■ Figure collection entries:

start

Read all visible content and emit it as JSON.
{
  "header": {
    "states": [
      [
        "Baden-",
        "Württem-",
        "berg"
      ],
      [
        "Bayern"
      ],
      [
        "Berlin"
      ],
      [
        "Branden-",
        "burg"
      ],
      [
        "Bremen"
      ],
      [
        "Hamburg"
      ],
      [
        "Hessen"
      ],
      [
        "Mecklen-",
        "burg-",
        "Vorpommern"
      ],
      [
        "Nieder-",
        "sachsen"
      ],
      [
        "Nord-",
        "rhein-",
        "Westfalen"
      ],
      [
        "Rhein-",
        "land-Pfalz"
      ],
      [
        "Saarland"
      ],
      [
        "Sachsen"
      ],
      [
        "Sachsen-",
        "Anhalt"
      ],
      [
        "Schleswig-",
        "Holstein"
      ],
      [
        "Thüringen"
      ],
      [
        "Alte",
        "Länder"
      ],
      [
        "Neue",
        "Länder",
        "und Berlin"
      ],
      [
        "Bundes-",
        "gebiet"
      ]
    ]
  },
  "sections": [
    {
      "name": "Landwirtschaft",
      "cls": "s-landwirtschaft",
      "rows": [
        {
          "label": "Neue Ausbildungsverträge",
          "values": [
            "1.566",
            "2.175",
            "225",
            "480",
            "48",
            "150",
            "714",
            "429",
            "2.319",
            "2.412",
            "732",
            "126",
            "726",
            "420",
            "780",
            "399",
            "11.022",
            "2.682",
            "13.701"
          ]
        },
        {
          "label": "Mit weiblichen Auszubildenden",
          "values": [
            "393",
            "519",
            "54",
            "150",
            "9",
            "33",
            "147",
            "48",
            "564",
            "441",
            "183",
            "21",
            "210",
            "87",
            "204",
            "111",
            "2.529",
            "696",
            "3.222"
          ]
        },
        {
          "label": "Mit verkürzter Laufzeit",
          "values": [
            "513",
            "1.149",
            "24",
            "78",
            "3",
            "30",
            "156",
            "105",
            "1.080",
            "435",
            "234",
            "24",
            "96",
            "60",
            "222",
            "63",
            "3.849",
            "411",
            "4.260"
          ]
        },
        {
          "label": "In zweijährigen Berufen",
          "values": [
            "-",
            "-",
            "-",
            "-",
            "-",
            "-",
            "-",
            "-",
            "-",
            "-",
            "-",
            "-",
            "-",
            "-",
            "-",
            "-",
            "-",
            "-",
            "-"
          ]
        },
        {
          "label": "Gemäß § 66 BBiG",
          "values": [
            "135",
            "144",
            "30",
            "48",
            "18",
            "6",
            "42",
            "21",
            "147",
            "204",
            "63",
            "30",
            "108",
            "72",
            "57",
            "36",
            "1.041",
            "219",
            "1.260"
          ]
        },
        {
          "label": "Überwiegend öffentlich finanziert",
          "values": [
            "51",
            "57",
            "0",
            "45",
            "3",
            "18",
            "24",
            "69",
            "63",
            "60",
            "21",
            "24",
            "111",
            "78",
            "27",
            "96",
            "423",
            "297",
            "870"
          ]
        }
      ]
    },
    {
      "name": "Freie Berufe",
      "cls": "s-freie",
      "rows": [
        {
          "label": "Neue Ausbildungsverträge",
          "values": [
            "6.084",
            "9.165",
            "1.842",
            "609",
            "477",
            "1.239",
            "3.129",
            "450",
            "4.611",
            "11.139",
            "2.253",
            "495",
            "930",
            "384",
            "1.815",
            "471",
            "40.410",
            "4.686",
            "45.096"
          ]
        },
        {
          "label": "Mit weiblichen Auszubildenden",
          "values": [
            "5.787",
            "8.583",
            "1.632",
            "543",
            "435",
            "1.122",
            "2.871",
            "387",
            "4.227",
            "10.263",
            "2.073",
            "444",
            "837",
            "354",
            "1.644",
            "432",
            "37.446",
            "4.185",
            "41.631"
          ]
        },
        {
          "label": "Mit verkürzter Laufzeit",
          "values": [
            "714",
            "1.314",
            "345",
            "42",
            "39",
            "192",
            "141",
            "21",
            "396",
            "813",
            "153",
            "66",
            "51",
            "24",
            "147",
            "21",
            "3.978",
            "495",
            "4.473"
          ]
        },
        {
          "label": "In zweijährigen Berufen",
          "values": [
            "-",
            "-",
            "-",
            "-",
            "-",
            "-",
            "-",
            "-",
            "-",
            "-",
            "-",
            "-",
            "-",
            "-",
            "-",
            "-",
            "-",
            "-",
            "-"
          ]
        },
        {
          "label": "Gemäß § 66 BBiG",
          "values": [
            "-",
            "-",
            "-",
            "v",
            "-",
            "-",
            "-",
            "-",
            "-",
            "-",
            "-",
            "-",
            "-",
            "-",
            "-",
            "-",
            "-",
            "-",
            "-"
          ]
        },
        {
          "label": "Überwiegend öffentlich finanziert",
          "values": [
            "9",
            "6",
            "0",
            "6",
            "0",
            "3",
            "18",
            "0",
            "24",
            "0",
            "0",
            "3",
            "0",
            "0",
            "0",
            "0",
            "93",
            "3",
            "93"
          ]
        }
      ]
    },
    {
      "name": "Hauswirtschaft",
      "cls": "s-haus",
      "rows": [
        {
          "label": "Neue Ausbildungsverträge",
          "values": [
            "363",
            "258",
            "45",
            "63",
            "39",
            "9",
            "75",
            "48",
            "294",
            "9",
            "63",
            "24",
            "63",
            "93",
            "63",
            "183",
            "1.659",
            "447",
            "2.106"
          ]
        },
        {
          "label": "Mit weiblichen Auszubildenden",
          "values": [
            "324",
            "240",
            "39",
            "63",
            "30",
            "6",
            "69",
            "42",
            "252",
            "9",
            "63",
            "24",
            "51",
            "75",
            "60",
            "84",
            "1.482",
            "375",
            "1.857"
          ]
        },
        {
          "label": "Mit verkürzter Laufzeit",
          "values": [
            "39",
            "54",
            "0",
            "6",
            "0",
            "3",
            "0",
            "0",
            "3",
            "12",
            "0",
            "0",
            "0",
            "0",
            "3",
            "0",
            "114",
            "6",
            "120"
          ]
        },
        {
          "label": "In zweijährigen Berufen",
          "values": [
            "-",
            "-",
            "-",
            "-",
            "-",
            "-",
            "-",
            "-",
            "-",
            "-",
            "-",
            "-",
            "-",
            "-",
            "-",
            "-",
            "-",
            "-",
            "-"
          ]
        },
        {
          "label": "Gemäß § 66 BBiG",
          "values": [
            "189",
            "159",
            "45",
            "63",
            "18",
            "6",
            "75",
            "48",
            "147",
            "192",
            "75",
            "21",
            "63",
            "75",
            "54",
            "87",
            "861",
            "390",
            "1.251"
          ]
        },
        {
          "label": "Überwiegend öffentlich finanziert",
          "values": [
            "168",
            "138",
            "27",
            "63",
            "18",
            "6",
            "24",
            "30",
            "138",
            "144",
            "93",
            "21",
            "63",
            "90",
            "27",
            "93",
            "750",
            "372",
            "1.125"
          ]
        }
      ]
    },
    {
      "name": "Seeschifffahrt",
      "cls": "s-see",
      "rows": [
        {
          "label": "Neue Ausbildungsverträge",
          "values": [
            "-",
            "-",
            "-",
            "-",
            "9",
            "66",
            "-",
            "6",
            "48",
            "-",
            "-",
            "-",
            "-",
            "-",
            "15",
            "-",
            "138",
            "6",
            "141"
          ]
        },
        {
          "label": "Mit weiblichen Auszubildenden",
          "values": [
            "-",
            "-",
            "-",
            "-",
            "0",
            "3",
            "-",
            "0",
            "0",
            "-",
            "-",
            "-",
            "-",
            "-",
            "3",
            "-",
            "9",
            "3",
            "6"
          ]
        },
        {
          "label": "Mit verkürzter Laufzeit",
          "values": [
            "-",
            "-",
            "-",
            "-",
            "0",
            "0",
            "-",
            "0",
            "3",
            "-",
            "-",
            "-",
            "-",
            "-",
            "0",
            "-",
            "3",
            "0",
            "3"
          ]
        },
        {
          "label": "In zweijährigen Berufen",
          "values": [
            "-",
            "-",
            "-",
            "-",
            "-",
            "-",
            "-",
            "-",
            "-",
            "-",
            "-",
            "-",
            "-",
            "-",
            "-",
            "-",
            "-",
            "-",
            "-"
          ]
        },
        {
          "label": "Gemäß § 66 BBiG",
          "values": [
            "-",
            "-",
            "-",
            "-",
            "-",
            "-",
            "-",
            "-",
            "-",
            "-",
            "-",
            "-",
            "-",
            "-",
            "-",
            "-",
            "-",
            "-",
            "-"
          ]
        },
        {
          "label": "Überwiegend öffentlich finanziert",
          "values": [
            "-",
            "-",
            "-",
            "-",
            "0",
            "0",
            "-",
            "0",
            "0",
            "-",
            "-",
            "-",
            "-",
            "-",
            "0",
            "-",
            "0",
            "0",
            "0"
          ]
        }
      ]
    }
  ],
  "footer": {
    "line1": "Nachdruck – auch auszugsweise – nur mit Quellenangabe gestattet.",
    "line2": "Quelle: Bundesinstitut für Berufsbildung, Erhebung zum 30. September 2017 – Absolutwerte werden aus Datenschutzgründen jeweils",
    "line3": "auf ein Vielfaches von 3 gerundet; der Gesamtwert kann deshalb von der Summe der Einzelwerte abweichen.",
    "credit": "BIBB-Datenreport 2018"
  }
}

end

■ Description of the task: Pick every line with "name" in it and copy it.

■ Solution to the exercise:
      "name": "Landwirtschaft",
      "name": "Freie Berufe",
      "name": "Hauswirtschaft",
      "name": "Seeschifffahrt",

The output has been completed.